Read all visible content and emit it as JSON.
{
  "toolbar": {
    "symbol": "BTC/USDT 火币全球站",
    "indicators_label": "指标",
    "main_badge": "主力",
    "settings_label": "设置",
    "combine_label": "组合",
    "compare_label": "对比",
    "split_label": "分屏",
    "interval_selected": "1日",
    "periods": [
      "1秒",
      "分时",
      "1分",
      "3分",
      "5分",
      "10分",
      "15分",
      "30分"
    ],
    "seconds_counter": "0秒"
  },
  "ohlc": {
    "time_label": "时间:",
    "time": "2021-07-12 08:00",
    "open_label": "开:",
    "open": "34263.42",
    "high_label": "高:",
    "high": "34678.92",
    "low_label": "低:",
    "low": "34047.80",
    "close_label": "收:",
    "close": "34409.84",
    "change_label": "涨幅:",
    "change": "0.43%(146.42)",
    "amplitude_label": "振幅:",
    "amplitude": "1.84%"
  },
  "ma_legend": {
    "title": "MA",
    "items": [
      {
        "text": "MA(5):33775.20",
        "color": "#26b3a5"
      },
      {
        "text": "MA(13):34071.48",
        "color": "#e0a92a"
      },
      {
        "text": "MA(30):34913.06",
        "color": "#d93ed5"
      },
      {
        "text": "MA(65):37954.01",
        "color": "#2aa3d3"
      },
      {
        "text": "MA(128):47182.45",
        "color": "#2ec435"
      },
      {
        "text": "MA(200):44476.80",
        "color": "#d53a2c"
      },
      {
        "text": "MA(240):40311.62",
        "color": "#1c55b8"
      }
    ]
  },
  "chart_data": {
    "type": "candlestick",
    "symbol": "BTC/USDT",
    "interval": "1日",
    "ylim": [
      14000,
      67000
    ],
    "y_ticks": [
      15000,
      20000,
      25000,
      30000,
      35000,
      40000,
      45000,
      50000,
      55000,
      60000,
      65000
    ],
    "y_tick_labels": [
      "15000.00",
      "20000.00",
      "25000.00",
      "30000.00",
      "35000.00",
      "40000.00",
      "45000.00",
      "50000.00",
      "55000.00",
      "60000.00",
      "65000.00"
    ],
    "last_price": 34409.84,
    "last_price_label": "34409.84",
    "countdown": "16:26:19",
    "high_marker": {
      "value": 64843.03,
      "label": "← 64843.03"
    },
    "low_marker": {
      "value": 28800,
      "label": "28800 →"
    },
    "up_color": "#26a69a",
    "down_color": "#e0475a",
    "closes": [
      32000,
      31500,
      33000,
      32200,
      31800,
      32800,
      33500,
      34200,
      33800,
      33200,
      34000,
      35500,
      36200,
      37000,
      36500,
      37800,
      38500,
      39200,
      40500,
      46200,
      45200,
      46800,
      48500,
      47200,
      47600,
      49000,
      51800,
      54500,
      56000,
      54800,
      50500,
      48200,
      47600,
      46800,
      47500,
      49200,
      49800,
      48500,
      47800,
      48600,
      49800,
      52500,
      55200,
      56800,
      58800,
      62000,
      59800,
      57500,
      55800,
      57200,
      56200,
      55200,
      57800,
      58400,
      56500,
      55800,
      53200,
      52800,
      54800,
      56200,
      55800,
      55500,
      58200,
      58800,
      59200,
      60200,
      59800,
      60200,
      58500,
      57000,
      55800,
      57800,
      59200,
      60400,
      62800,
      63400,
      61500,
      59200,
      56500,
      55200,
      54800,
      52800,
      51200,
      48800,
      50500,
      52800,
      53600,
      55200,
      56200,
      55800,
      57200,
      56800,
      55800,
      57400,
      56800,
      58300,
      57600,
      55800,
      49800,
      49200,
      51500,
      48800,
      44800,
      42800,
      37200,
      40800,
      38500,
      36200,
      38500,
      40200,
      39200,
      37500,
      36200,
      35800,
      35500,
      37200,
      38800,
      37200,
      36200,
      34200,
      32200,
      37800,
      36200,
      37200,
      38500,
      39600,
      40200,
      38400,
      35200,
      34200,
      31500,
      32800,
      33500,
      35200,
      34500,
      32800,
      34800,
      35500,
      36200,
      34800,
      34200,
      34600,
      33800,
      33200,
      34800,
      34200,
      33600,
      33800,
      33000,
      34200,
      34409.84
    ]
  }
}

- Aim
Hand back the material above in full, exactly as written.

- Complete response
Read all visible content and emit it as JSON.
{
  "toolbar": {
    "symbol": "BTC/USDT 火币全球站",
    "indicators_label": "指标",
    "main_badge": "主力",
    "settings_label": "设置",
    "combine_label": "组合",
    "compare_label": "对比",
    "split_label": "分屏",
    "interval_selected": "1日",
    "periods": [
      "1秒",
      "分时",
      "1分",
      "3分",
      "5分",
      "10分",
      "15分",
      "30分"
    ],
    "seconds_counter": "0秒"
  },
  "ohlc": {
    "time_label": "时间:",
    "time": "2021-07-12 08:00",
    "open_label": "开:",
    "open": "34263.42",
    "high_label": "高:",
    "high": "34678.92",
    "low_label": "低:",
    "low": "34047.80",
    "close_label": "收:",
    "close": "34409.84",
    "change_label": "涨幅:",
    "change": "0.43%(146.42)",
    "amplitude_label": "振幅:",
    "amplitude": "1.84%"
  },
  "ma_legend": {
    "title": "MA",
    "items": [
      {
        "text": "MA(5):33775.20",
        "color": "#26b3a5"
      },
      {
        "text": "MA(13):34071.48",
        "color": "#e0a92a"
      },
      {
        "text": "MA(30):34913.06",
        "color": "#d93ed5"
      },
      {
        "text": "MA(65):37954.01",
        "color": "#2aa3d3"
      },
      {
        "text": "MA(128):47182.45",
        "color": "#2ec435"
      },
      {
        "text": "MA(200):44476.80",
        "color": "#d53a2c"
      },
      {
        "text": "MA(240):40311.62",
        "color": "#1c55b8"
      }
    ]
  },
  "chart_data": {
    "type": "candlestick",
    "symbol": "BTC/USDT",
    "interval": "1日",
    "ylim": [
      14000,
      67000
    ],
    "y_ticks": [
      15000,
      20000,
      25000,
      30000,
      35000,
      40000,
      45000,
      50000,
      55000,
      60000,
      65000
    ],
    "y_tick_labels": [
      "15000.00",
      "20000.00",
      "25000.00",
      "30000.00",
      "35000.00",
      "40000.00",
      "45000.00",
      "50000.00",
      "55000.00",
      "60000.00",
      "65000.00"
    ],
    "last_price": 34409.84,
    "last_price_label": "34409.84",
    "countdown": "16:26:19",
    "high_marker": {
      "value": 64843.03,
      "label": "← 64843.03"
    },
    "low_marker": {
      "value": 28800,
      "label": "28800 →"
    },
    "up_color": "#26a69a",
    "down_color": "#e0475a",
    "closes": [
      32000,
      31500,
      33000,
      32200,
      31800,
      32800,
      33500,
      34200,
      33800,
      33200,
      34000,
      35500,
      36200,
      37000,
      36500,
      37800,
      38500,
      39200,
      40500,
      46200,
      45200,
      46800,
      48500,
      47200,
      47600,
      49000,
      51800,
      54500,
      56000,
      54800,
      50500,
      48200,
      47600,
      46800,
      47500,
      49200,
      49800,
      48500,
      47800,
      48600,
      49800,
      52500,
      55200,
      56800,
      58800,
      62000,
      59800,
      57500,
      55800,
      57200,
      56200,
      55200,
      57800,
      58400,
      56500,
      55800,
      53200,
      52800,
      54800,
      56200,
      55800,
      55500,
      58200,
      58800,
      59200,
      60200,
      59800,
      60200,
      58500,
      57000,
      55800,
      57800,
      59200,
      60400,
      62800,
      63400,
      61500,
      59200,
      56500,
      55200,
      54800,
      52800,
      51200,
      48800,
      50500,
      52800,
      53600,
      55200,
      56200,
      55800,
      57200,
      56800,
      55800,
      57400,
      56800,
      58300,
      57600,
      55800,
      49800,
      49200,
      51500,
      48800,
      44800,
      42800,
      37200,
      40800,
      38500,
      36200,
      38500,
      40200,
      39200,
      37500,
      36200,
      35800,
      35500,
      37200,
      38800,
      37200,
      36200,
      34200,
      32200,
      37800,
      36200,
      37200,
      38500,
      39600,
      40200,
      38400,
      35200,
      34200,
      31500,
      32800,
      33500,
      35200,
      34500,
      32800,
      34800,
      35500,
      36200,
      34800,
      34200,
      34600,
      33800,
      33200,
      34800,
      34200,
      33600,
      33800,
      33000,
      34200,
      34409.84
    ]
  }
}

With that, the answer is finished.